RECORDS SHOWN:
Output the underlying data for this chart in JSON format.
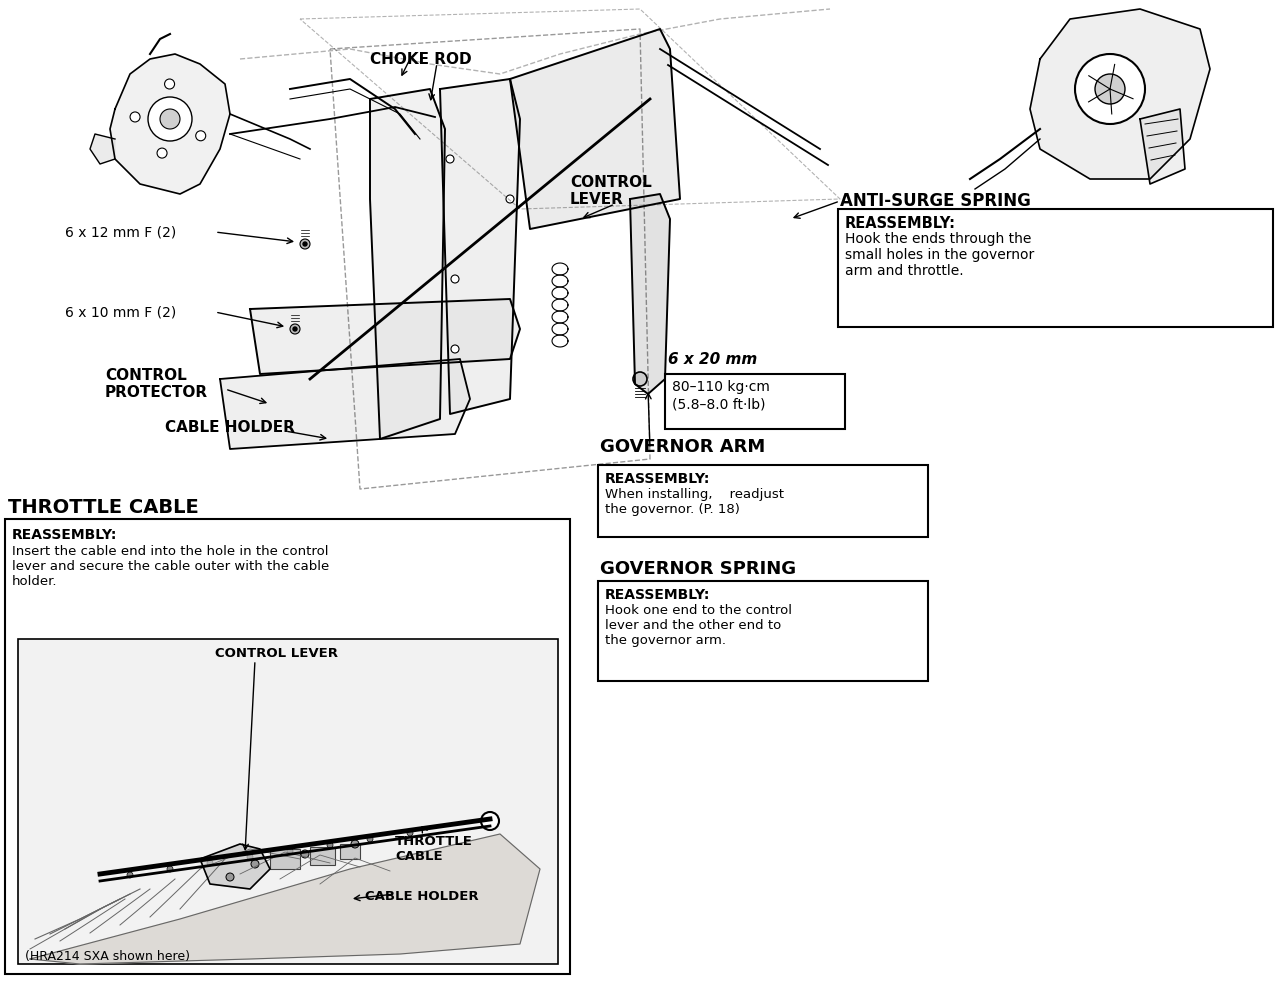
{
  "background_color": "#ffffff",
  "fig_width": 12.8,
  "fig_height": 9.87,
  "labels": {
    "choke_rod": "CHOKE ROD",
    "control_lever_line1": "CONTROL",
    "control_lever_line2": "LEVER",
    "anti_surge_spring": "ANTI-SURGE SPRING",
    "anti_surge_reassembly_title": "REASSEMBLY:",
    "anti_surge_reassembly_body": "Hook the ends through the\nsmall holes in the governor\narm and throttle.",
    "bolts_6x12": "6 x 12 mm F (2)",
    "bolts_6x10": "6 x 10 mm F (2)",
    "control_protector_line1": "CONTROL",
    "control_protector_line2": "PROTECTOR",
    "cable_holder_main": "CABLE HOLDER",
    "bolt_6x20": "6 x 20 mm",
    "torque_line1": "80–110 kg·cm",
    "torque_line2": "(5.8–8.0 ft·lb)",
    "governor_arm": "GOVERNOR ARM",
    "governor_arm_reassembly_title": "REASSEMBLY:",
    "governor_arm_reassembly_body": "When installing,    readjust\nthe governor. (P. 18)",
    "governor_spring": "GOVERNOR SPRING",
    "governor_spring_reassembly_title": "REASSEMBLY:",
    "governor_spring_reassembly_body": "Hook one end to the control\nlever and the other end to\nthe governor arm.",
    "throttle_cable_header": "THROTTLE CABLE",
    "throttle_reassembly_title": "REASSEMBLY:",
    "throttle_reassembly_body": "Insert the cable end into the hole in the control\nlever and secure the cable outer with the cable\nholder.",
    "inset_control_lever": "CONTROL LEVER",
    "inset_throttle_cable_line1": "THROTTLE",
    "inset_throttle_cable_line2": "CABLE",
    "inset_cable_holder": "CABLE HOLDER",
    "inset_caption": "(HRA214 SXA shown here)"
  },
  "colors": {
    "black": "#000000",
    "white": "#ffffff",
    "near_white": "#f8f8f8",
    "light_gray": "#c8c8c8",
    "mid_gray": "#888888",
    "dark_gray": "#444444",
    "sketch_gray": "#666666"
  }
}
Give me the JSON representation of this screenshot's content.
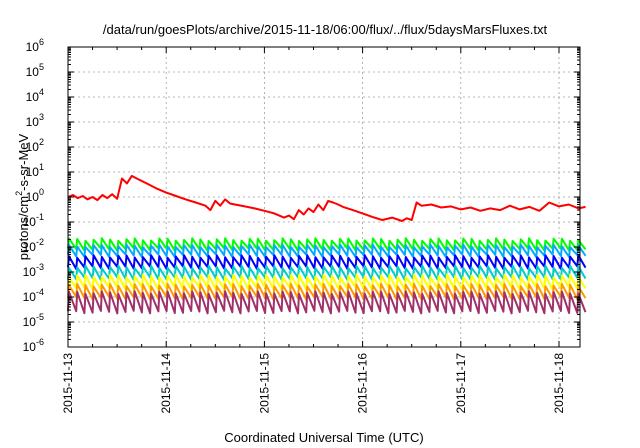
{
  "chart_data": {
    "type": "line",
    "title": "/data/run/goesPlots/archive/2015-11-18/06:00/flux/../flux/5daysMarsFluxes.txt",
    "xlabel": "Coordinated Universal Time (UTC)",
    "ylabel": {
      "base": "protons/cm",
      "sup": "2",
      "rest": "-s-sr-MeV"
    },
    "yscale": "log",
    "ylim_exp": [
      -6,
      6
    ],
    "y_ticks": [
      {
        "base": "10",
        "exp": "-6"
      },
      {
        "base": "10",
        "exp": "-5"
      },
      {
        "base": "10",
        "exp": "-4"
      },
      {
        "base": "10",
        "exp": "-3"
      },
      {
        "base": "10",
        "exp": "-2"
      },
      {
        "base": "10",
        "exp": "-1"
      },
      {
        "base": "10",
        "exp": "0"
      },
      {
        "base": "10",
        "exp": "1"
      },
      {
        "base": "10",
        "exp": "2"
      },
      {
        "base": "10",
        "exp": "3"
      },
      {
        "base": "10",
        "exp": "4"
      },
      {
        "base": "10",
        "exp": "5"
      },
      {
        "base": "10",
        "exp": "6"
      }
    ],
    "x_tick_labels": [
      "2015-11-13",
      "2015-11-14",
      "2015-11-15",
      "2015-11-16",
      "2015-11-17",
      "2015-11-18"
    ],
    "xlim_days": [
      0,
      5.27
    ],
    "grid": true,
    "series": [
      {
        "color": "#ff0000",
        "x": [
          0,
          0.05,
          0.1,
          0.15,
          0.2,
          0.25,
          0.3,
          0.35,
          0.4,
          0.45,
          0.5,
          0.55,
          0.6,
          0.65,
          0.7,
          0.8,
          0.9,
          1.0,
          1.1,
          1.2,
          1.3,
          1.4,
          1.45,
          1.5,
          1.55,
          1.6,
          1.65,
          1.7,
          1.8,
          1.9,
          2.0,
          2.1,
          2.2,
          2.25,
          2.3,
          2.35,
          2.4,
          2.45,
          2.5,
          2.55,
          2.6,
          2.65,
          2.7,
          2.75,
          2.8,
          2.9,
          3.0,
          3.1,
          3.2,
          3.3,
          3.4,
          3.45,
          3.5,
          3.55,
          3.6,
          3.7,
          3.8,
          3.9,
          4.0,
          4.1,
          4.2,
          4.3,
          4.4,
          4.5,
          4.6,
          4.7,
          4.8,
          4.9,
          5.0,
          5.1,
          5.2,
          5.27
        ],
        "values": [
          1.0,
          1.2,
          0.9,
          1.1,
          0.8,
          1.0,
          0.75,
          1.2,
          0.9,
          1.3,
          0.85,
          5.5,
          3.5,
          7.0,
          5.5,
          3.5,
          2.2,
          1.5,
          1.1,
          0.8,
          0.6,
          0.45,
          0.3,
          0.7,
          0.45,
          0.8,
          0.55,
          0.5,
          0.42,
          0.35,
          0.28,
          0.22,
          0.15,
          0.18,
          0.13,
          0.3,
          0.2,
          0.35,
          0.25,
          0.5,
          0.3,
          0.7,
          0.6,
          0.5,
          0.4,
          0.3,
          0.22,
          0.16,
          0.12,
          0.15,
          0.11,
          0.14,
          0.12,
          0.6,
          0.45,
          0.5,
          0.38,
          0.42,
          0.32,
          0.38,
          0.28,
          0.35,
          0.3,
          0.45,
          0.32,
          0.4,
          0.28,
          0.6,
          0.42,
          0.5,
          0.35,
          0.4
        ]
      },
      {
        "color": "#00ff00",
        "peak": 0.02,
        "trough": 0.008
      },
      {
        "color": "#00aaff",
        "peak": 0.011,
        "trough": 0.0045
      },
      {
        "color": "#0000ff",
        "peak": 0.0042,
        "trough": 0.0015
      },
      {
        "color": "#00cccc",
        "peak": 0.0016,
        "trough": 0.00055
      },
      {
        "color": "#ffff00",
        "peak": 0.0007,
        "trough": 0.00022
      },
      {
        "color": "#ff9900",
        "peak": 0.0003,
        "trough": 9e-05
      },
      {
        "color": "#a0306a",
        "peak": 0.00015,
        "trough": 2.5e-05
      }
    ],
    "decay_cycles_per_day": 12
  }
}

TASK TO CARRY OUT: Make an exact copy of all entries above, dropping the images.

WRITTEN RESPONSE:
Output the underlying data for this chart in JSON format.
{
  "background_color": "#ffffff",
  "fig_width": 12.8,
  "fig_height": 9.87,
  "labels": {
    "choke_rod": "CHOKE ROD",
    "control_lever_line1": "CONTROL",
    "control_lever_line2": "LEVER",
    "anti_surge_spring": "ANTI-SURGE SPRING",
    "anti_surge_reassembly_title": "REASSEMBLY:",
    "anti_surge_reassembly_body": "Hook the ends through the\nsmall holes in the governor\narm and throttle.",
    "bolts_6x12": "6 x 12 mm F (2)",
    "bolts_6x10": "6 x 10 mm F (2)",
    "control_protector_line1": "CONTROL",
    "control_protector_line2": "PROTECTOR",
    "cable_holder_main": "CABLE HOLDER",
    "bolt_6x20": "6 x 20 mm",
    "torque_line1": "80–110 kg·cm",
    "torque_line2": "(5.8–8.0 ft·lb)",
    "governor_arm": "GOVERNOR ARM",
    "governor_arm_reassembly_title": "REASSEMBLY:",
    "governor_arm_reassembly_body": "When installing,    readjust\nthe governor. (P. 18)",
    "governor_spring": "GOVERNOR SPRING",
    "governor_spring_reassembly_title": "REASSEMBLY:",
    "governor_spring_reassembly_body": "Hook one end to the control\nlever and the other end to\nthe governor arm.",
    "throttle_cable_header": "THROTTLE CABLE",
    "throttle_reassembly_title": "REASSEMBLY:",
    "throttle_reassembly_body": "Insert the cable end into the hole in the control\nlever and secure the cable outer with the cable\nholder.",
    "inset_control_lever": "CONTROL LEVER",
    "inset_throttle_cable_line1": "THROTTLE",
    "inset_throttle_cable_line2": "CABLE",
    "inset_cable_holder": "CABLE HOLDER",
    "inset_caption": "(HRA214 SXA shown here)"
  },
  "colors": {
    "black": "#000000",
    "white": "#ffffff",
    "near_white": "#f8f8f8",
    "light_gray": "#c8c8c8",
    "mid_gray": "#888888",
    "dark_gray": "#444444",
    "sketch_gray": "#666666"
  }
}
Give me the JSON representation of this screenshot's content.
{
  "chart_data": {
    "type": "line",
    "title": "/data/run/goesPlots/archive/2015-11-18/06:00/flux/../flux/5daysMarsFluxes.txt",
    "xlabel": "Coordinated Universal Time (UTC)",
    "ylabel": {
      "base": "protons/cm",
      "sup": "2",
      "rest": "-s-sr-MeV"
    },
    "yscale": "log",
    "ylim_exp": [
      -6,
      6
    ],
    "y_ticks": [
      {
        "base": "10",
        "exp": "-6"
      },
      {
        "base": "10",
        "exp": "-5"
      },
      {
        "base": "10",
        "exp": "-4"
      },
      {
        "base": "10",
        "exp": "-3"
      },
      {
        "base": "10",
        "exp": "-2"
      },
      {
        "base": "10",
        "exp": "-1"
      },
      {
        "base": "10",
        "exp": "0"
      },
      {
        "base": "10",
        "exp": "1"
      },
      {
        "base": "10",
        "exp": "2"
      },
      {
        "base": "10",
        "exp": "3"
      },
      {
        "base": "10",
        "exp": "4"
      },
      {
        "base": "10",
        "exp": "5"
      },
      {
        "base": "10",
        "exp": "6"
      }
    ],
    "x_tick_labels": [
      "2015-11-13",
      "2015-11-14",
      "2015-11-15",
      "2015-11-16",
      "2015-11-17",
      "2015-11-18"
    ],
    "xlim_days": [
      0,
      5.27
    ],
    "grid": true,
    "series": [
      {
        "color": "#ff0000",
        "x": [
          0,
          0.05,
          0.1,
          0.15,
          0.2,
          0.25,
          0.3,
          0.35,
          0.4,
          0.45,
          0.5,
          0.55,
          0.6,
          0.65,
          0.7,
          0.8,
          0.9,
          1.0,
          1.1,
          1.2,
          1.3,
          1.4,
          1.45,
          1.5,
          1.55,
          1.6,
          1.65,
          1.7,
          1.8,
          1.9,
          2.0,
          2.1,
          2.2,
          2.25,
          2.3,
          2.35,
          2.4,
          2.45,
          2.5,
          2.55,
          2.6,
          2.65,
          2.7,
          2.75,
          2.8,
          2.9,
          3.0,
          3.1,
          3.2,
          3.3,
          3.4,
          3.45,
          3.5,
          3.55,
          3.6,
          3.7,
          3.8,
          3.9,
          4.0,
          4.1,
          4.2,
          4.3,
          4.4,
          4.5,
          4.6,
          4.7,
          4.8,
          4.9,
          5.0,
          5.1,
          5.2,
          5.27
        ],
        "values": [
          1.0,
          1.2,
          0.9,
          1.1,
          0.8,
          1.0,
          0.75,
          1.2,
          0.9,
          1.3,
          0.85,
          5.5,
          3.5,
          7.0,
          5.5,
          3.5,
          2.2,
          1.5,
          1.1,
          0.8,
          0.6,
          0.45,
          0.3,
          0.7,
          0.45,
          0.8,
          0.55,
          0.5,
          0.42,
          0.35,
          0.28,
          0.22,
          0.15,
          0.18,
          0.13,
          0.3,
          0.2,
          0.35,
          0.25,
          0.5,
          0.3,
          0.7,
          0.6,
          0.5,
          0.4,
          0.3,
          0.22,
          0.16,
          0.12,
          0.15,
          0.11,
          0.14,
          0.12,
          0.6,
          0.45,
          0.5,
          0.38,
          0.42,
          0.32,
          0.38,
          0.28,
          0.35,
          0.3,
          0.45,
          0.32,
          0.4,
          0.28,
          0.6,
          0.42,
          0.5,
          0.35,
          0.4
        ]
      },
      {
        "color": "#00ff00",
        "peak": 0.02,
        "trough": 0.008
      },
      {
        "color": "#00aaff",
        "peak": 0.011,
        "trough": 0.0045
      },
      {
        "color": "#0000ff",
        "peak": 0.0042,
        "trough": 0.0015
      },
      {
        "color": "#00cccc",
        "peak": 0.0016,
        "trough": 0.00055
      },
      {
        "color": "#ffff00",
        "peak": 0.0007,
        "trough": 0.00022
      },
      {
        "color": "#ff9900",
        "peak": 0.0003,
        "trough": 9e-05
      },
      {
        "color": "#a0306a",
        "peak": 0.00015,
        "trough": 2.5e-05
      }
    ],
    "decay_cycles_per_day": 12
  }
}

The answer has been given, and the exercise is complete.